▶ [What to do]:
Exclude the pictures; give every entry again exactly as written.

▶ [Data items]:
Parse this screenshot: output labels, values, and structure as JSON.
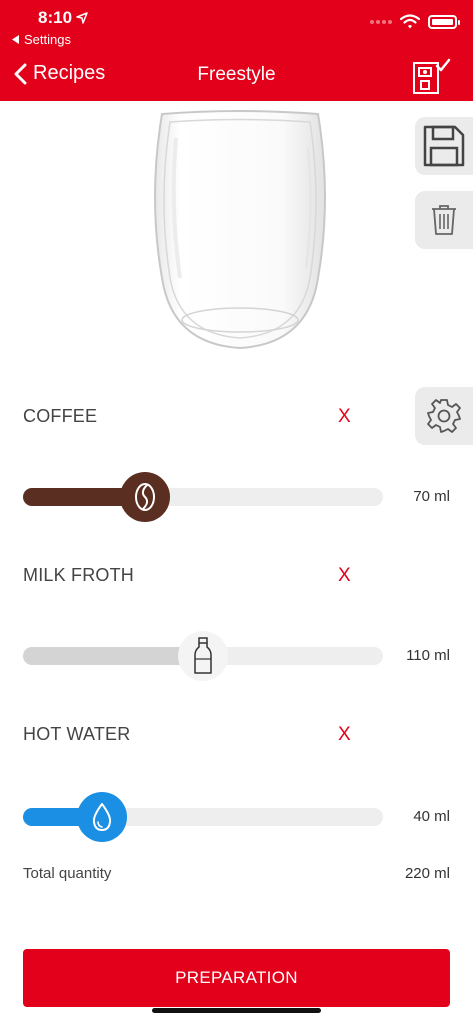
{
  "status": {
    "time": "8:10",
    "back_label": "Settings"
  },
  "nav": {
    "back_label": "Recipes",
    "title": "Freestyle"
  },
  "ingredients": [
    {
      "label": "COFFEE",
      "remove": "X",
      "value": "70 ml",
      "level": 0.34,
      "color": "#5a2e21",
      "icon": "coffee-bean-icon"
    },
    {
      "label": "MILK FROTH",
      "remove": "X",
      "value": "110 ml",
      "level": 0.5,
      "color": "#d4d4d4",
      "icon": "milk-bottle-icon"
    },
    {
      "label": "HOT WATER",
      "remove": "X",
      "value": "40 ml",
      "level": 0.22,
      "color": "#1a8fe3",
      "icon": "water-drop-icon"
    }
  ],
  "total": {
    "label": "Total quantity",
    "value": "220 ml"
  },
  "preparation_label": "PREPARATION",
  "colors": {
    "accent": "#e2001a",
    "side_button_bg": "#ebebeb",
    "track": "#eeeeee"
  },
  "icons": [
    "location-arrow-icon",
    "back-arrow-icon",
    "wifi-icon",
    "battery-icon",
    "machine-check-icon",
    "save-icon",
    "trash-icon",
    "gear-icon"
  ]
}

▶ [Output of the task]:
Parse this screenshot: output labels, values, and structure as JSON.
{
  "status": {
    "time": "8:10",
    "back_label": "Settings"
  },
  "nav": {
    "back_label": "Recipes",
    "title": "Freestyle"
  },
  "ingredients": [
    {
      "label": "COFFEE",
      "remove": "X",
      "value": "70 ml",
      "level": 0.34,
      "color": "#5a2e21",
      "icon": "coffee-bean-icon"
    },
    {
      "label": "MILK FROTH",
      "remove": "X",
      "value": "110 ml",
      "level": 0.5,
      "color": "#d4d4d4",
      "icon": "milk-bottle-icon"
    },
    {
      "label": "HOT WATER",
      "remove": "X",
      "value": "40 ml",
      "level": 0.22,
      "color": "#1a8fe3",
      "icon": "water-drop-icon"
    }
  ],
  "total": {
    "label": "Total quantity",
    "value": "220 ml"
  },
  "preparation_label": "PREPARATION",
  "colors": {
    "accent": "#e2001a",
    "side_button_bg": "#ebebeb",
    "track": "#eeeeee"
  },
  "icons": [
    "location-arrow-icon",
    "back-arrow-icon",
    "wifi-icon",
    "battery-icon",
    "machine-check-icon",
    "save-icon",
    "trash-icon",
    "gear-icon"
  ]
}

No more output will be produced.